TASK DESCRIPTION | Reproduce all lines of the listing below in which the word "lastIndexOf" occurs.

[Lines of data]

* BEGIN *

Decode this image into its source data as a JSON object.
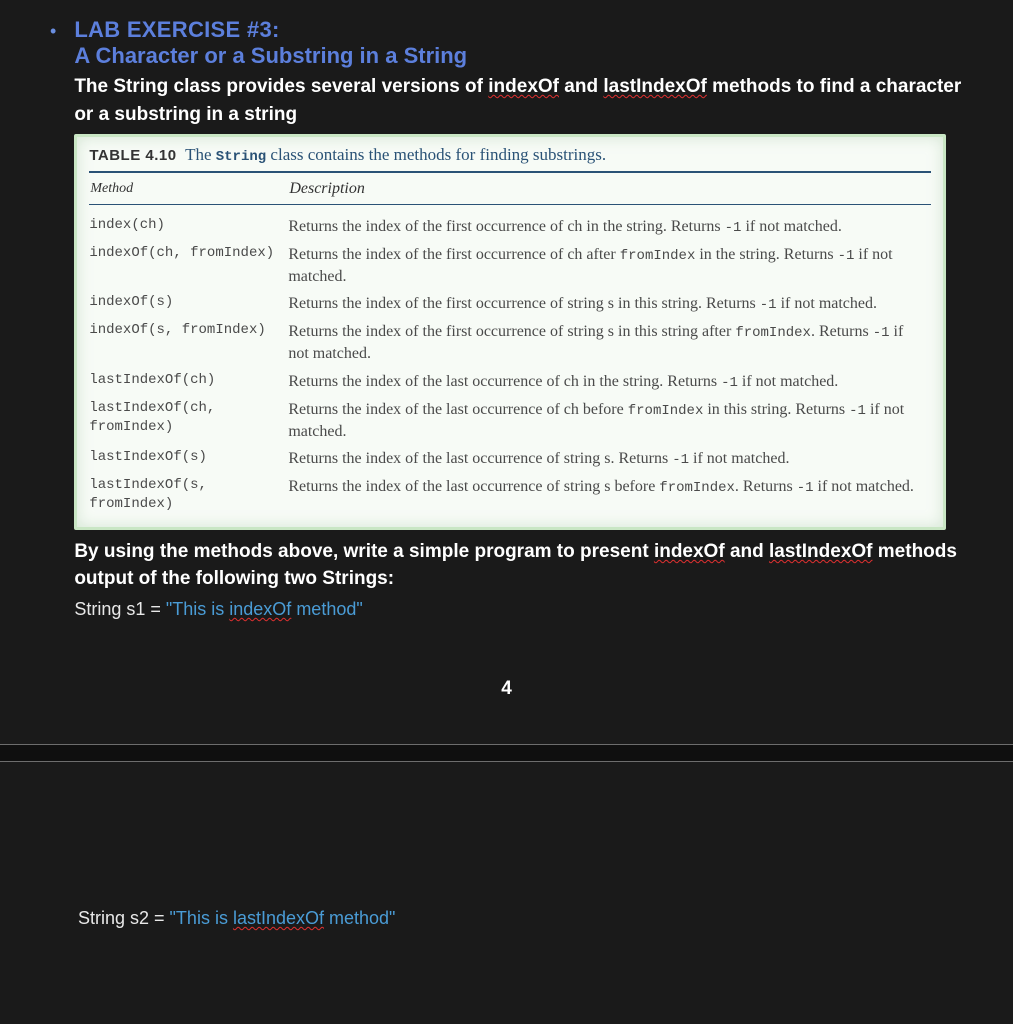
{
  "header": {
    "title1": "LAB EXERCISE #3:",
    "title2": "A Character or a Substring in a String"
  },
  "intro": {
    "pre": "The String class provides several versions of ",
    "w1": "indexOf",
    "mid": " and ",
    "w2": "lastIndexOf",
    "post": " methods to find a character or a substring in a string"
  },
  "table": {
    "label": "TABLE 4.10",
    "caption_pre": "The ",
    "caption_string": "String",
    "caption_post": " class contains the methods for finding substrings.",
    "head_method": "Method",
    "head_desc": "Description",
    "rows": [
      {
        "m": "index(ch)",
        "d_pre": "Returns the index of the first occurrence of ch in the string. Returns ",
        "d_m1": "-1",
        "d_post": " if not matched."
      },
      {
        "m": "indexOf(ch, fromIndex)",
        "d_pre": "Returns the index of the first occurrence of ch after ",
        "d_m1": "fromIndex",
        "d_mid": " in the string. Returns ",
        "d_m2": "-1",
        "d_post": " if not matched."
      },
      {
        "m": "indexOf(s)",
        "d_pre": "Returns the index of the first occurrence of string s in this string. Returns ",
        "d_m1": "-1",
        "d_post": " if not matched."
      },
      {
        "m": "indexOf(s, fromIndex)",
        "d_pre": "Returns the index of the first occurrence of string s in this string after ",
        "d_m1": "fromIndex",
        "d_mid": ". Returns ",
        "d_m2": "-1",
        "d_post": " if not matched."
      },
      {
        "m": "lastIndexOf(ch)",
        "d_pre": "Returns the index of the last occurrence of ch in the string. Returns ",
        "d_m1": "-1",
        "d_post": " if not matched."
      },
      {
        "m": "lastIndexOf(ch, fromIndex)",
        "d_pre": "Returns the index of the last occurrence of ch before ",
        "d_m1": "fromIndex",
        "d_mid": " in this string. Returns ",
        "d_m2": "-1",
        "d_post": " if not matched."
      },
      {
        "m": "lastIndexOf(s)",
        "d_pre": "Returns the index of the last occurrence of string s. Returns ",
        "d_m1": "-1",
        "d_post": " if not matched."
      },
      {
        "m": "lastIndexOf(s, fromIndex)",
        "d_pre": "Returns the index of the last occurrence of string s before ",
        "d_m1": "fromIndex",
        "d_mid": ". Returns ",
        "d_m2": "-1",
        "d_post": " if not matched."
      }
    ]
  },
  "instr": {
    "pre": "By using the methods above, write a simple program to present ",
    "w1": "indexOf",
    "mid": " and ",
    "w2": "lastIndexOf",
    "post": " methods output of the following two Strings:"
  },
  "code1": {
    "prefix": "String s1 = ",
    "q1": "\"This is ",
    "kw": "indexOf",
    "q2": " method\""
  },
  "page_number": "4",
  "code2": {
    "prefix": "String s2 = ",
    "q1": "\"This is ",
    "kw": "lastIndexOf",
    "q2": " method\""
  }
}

* END *

SOLUTION TO THE PROBLEM |
    "w2": "lastIndexOf",
        "m": "lastIndexOf(ch)",
        "m": "lastIndexOf(ch, fromIndex)",
        "m": "lastIndexOf(s)",
        "m": "lastIndexOf(s, fromIndex)",
    "w2": "lastIndexOf",
    "kw": "lastIndexOf",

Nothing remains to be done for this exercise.